# Supplied information:
* * *

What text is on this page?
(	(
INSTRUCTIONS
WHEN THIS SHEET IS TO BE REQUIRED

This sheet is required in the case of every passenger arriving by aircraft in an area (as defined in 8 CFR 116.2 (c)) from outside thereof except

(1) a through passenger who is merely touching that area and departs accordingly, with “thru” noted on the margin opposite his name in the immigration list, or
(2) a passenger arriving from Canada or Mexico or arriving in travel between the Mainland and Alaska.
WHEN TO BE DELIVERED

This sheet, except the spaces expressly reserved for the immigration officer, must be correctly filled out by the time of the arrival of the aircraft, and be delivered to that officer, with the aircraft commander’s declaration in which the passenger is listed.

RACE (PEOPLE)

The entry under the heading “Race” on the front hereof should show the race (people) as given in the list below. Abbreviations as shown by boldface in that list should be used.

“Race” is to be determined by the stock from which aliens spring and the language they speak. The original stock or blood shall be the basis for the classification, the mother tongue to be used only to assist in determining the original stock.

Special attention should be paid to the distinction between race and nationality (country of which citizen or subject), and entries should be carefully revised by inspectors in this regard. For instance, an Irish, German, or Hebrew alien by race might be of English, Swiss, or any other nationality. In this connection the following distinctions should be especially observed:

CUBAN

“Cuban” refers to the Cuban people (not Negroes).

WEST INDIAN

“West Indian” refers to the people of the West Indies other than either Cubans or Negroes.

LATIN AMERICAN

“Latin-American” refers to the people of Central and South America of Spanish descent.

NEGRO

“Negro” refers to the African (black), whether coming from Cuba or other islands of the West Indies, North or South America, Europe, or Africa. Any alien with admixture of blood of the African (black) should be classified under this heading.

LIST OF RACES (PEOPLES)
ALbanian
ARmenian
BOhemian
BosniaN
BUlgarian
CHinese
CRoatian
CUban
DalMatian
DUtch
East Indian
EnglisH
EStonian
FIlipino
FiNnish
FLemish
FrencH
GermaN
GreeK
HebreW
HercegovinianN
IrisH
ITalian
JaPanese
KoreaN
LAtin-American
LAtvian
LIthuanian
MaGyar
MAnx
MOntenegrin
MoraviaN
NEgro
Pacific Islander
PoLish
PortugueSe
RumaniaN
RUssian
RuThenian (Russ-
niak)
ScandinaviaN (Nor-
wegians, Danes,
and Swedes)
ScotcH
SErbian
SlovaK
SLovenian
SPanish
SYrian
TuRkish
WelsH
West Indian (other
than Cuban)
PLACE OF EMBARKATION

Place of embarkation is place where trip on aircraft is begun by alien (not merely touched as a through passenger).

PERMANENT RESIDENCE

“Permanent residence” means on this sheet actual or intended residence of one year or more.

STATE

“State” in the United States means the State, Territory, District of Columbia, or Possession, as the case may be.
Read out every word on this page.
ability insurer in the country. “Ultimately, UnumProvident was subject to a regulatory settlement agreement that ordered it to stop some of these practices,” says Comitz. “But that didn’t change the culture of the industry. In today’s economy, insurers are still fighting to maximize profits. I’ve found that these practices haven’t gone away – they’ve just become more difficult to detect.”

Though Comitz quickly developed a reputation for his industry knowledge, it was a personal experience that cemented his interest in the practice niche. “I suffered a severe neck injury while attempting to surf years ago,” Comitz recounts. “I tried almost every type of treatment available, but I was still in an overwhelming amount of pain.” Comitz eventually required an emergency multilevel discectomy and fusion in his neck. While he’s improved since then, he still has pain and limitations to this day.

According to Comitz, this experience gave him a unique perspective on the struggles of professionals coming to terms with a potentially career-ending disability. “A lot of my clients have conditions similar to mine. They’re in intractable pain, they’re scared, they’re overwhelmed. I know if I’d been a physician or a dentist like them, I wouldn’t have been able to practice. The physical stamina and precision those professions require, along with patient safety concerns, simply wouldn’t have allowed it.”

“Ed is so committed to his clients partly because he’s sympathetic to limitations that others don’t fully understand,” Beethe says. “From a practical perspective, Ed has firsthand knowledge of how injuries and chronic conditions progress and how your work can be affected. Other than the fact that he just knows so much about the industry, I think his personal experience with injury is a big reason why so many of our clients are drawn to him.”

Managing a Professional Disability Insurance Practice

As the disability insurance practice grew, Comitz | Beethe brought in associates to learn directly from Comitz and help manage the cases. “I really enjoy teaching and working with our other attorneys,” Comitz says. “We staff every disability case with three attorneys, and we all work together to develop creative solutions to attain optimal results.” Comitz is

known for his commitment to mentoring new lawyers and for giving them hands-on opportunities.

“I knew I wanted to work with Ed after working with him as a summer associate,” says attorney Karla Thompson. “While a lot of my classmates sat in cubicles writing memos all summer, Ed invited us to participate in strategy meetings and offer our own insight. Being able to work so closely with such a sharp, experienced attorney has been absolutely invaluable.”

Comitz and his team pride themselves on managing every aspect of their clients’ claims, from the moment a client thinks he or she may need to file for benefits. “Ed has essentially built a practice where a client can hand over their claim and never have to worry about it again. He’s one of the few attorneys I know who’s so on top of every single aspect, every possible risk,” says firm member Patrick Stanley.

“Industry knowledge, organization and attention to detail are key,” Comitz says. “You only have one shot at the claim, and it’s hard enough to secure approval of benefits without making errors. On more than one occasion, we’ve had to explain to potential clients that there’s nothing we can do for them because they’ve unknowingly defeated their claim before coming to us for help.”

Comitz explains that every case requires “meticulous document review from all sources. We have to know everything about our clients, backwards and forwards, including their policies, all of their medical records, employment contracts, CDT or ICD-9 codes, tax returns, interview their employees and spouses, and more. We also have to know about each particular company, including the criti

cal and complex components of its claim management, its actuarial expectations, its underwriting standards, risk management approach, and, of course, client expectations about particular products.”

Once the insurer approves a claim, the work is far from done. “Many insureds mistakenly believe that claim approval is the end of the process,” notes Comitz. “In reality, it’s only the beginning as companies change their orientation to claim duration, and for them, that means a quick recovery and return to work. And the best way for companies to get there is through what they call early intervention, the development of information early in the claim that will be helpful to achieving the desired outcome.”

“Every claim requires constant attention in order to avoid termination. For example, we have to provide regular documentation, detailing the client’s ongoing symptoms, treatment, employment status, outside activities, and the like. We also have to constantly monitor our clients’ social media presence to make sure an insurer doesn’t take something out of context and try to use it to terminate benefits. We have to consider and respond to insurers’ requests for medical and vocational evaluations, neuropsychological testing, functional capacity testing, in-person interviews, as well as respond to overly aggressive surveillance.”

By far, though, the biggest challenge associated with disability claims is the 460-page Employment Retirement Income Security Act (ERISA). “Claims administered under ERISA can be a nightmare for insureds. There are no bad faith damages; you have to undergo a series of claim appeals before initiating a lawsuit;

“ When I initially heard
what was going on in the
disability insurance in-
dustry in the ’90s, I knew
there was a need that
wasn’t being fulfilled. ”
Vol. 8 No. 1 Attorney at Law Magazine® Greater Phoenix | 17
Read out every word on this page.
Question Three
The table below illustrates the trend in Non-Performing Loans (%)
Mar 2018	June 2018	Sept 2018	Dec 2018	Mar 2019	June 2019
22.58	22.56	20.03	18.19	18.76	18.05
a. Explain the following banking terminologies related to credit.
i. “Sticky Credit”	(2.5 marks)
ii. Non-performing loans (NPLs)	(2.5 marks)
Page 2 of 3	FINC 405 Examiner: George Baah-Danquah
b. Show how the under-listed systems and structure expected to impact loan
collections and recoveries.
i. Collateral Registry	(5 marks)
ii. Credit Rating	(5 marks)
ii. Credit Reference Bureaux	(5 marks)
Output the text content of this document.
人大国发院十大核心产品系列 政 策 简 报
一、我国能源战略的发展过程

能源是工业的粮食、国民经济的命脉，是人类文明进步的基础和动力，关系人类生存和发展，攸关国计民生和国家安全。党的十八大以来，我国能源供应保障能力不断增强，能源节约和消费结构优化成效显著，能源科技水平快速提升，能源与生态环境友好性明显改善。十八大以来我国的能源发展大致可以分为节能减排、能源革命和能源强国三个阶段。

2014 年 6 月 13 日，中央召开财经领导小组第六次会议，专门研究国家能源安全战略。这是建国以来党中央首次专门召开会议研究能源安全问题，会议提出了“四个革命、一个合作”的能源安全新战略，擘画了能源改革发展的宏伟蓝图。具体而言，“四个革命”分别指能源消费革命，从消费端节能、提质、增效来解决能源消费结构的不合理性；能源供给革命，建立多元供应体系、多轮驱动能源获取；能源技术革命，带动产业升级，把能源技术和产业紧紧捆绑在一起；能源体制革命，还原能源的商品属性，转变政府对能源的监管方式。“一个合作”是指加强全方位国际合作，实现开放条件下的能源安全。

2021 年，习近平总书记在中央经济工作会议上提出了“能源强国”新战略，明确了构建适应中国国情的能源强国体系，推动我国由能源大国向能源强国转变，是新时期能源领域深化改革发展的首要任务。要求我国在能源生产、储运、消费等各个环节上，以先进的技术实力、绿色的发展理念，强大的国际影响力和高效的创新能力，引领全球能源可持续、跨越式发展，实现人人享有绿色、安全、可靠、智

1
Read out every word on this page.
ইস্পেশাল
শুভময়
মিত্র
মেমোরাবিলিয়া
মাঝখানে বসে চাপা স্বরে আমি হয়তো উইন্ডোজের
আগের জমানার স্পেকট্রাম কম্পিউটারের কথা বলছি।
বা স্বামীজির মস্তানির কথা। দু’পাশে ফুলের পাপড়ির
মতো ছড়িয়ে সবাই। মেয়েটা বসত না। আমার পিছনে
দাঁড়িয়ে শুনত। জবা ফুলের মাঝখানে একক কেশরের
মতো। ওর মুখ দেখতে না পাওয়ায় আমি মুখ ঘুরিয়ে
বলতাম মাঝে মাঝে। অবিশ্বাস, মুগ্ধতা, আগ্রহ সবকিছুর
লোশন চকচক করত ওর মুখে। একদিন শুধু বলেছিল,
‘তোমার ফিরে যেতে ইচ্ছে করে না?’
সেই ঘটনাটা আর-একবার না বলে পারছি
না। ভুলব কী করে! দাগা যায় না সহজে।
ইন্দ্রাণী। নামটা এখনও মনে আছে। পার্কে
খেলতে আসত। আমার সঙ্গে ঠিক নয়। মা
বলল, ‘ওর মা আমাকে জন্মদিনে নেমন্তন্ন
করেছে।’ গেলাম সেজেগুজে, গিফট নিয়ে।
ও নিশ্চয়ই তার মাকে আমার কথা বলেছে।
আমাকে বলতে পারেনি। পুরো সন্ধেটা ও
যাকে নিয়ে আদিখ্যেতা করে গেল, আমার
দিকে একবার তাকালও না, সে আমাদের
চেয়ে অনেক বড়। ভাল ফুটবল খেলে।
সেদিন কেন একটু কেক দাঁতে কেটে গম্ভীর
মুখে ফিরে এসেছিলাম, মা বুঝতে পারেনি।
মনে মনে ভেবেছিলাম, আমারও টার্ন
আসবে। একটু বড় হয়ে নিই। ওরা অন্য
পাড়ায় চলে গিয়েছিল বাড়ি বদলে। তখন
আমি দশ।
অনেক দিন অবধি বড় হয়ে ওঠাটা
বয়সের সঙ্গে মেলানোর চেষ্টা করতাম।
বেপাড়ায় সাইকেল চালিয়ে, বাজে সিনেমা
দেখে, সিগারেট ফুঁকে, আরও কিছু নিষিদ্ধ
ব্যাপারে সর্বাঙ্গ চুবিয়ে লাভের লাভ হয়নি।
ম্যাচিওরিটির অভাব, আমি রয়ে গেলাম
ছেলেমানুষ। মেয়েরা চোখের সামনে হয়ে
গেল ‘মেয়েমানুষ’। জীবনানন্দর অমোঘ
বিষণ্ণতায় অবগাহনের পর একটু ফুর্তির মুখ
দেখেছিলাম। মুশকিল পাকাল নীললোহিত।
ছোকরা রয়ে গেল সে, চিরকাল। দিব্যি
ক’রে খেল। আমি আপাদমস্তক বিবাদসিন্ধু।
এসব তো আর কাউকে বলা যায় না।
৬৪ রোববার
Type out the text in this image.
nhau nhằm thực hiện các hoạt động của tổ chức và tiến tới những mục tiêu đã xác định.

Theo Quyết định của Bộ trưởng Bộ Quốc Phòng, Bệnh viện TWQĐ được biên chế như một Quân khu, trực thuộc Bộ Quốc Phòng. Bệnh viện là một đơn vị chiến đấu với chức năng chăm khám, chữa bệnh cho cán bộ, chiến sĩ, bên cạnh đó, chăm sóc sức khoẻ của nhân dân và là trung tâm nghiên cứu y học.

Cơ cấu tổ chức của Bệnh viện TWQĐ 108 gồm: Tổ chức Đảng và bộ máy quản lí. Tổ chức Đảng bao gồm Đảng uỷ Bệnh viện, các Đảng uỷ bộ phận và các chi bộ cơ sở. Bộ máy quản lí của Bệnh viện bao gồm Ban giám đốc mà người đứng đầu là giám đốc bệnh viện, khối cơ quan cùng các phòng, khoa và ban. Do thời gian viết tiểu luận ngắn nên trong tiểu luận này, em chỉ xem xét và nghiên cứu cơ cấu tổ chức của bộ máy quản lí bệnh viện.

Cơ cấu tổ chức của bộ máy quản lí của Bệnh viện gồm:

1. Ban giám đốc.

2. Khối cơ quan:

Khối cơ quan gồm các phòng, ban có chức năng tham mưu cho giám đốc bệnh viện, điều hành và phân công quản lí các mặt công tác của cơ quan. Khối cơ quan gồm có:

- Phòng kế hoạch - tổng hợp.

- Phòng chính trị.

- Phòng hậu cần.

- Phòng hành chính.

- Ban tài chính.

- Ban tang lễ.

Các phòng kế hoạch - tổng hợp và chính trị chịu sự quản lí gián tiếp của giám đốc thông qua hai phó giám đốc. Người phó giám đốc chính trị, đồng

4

* * *

# Your instructions:
Find every line that includes the string "năng". Report how many there are and nothing else.

# Response to this exercise:
2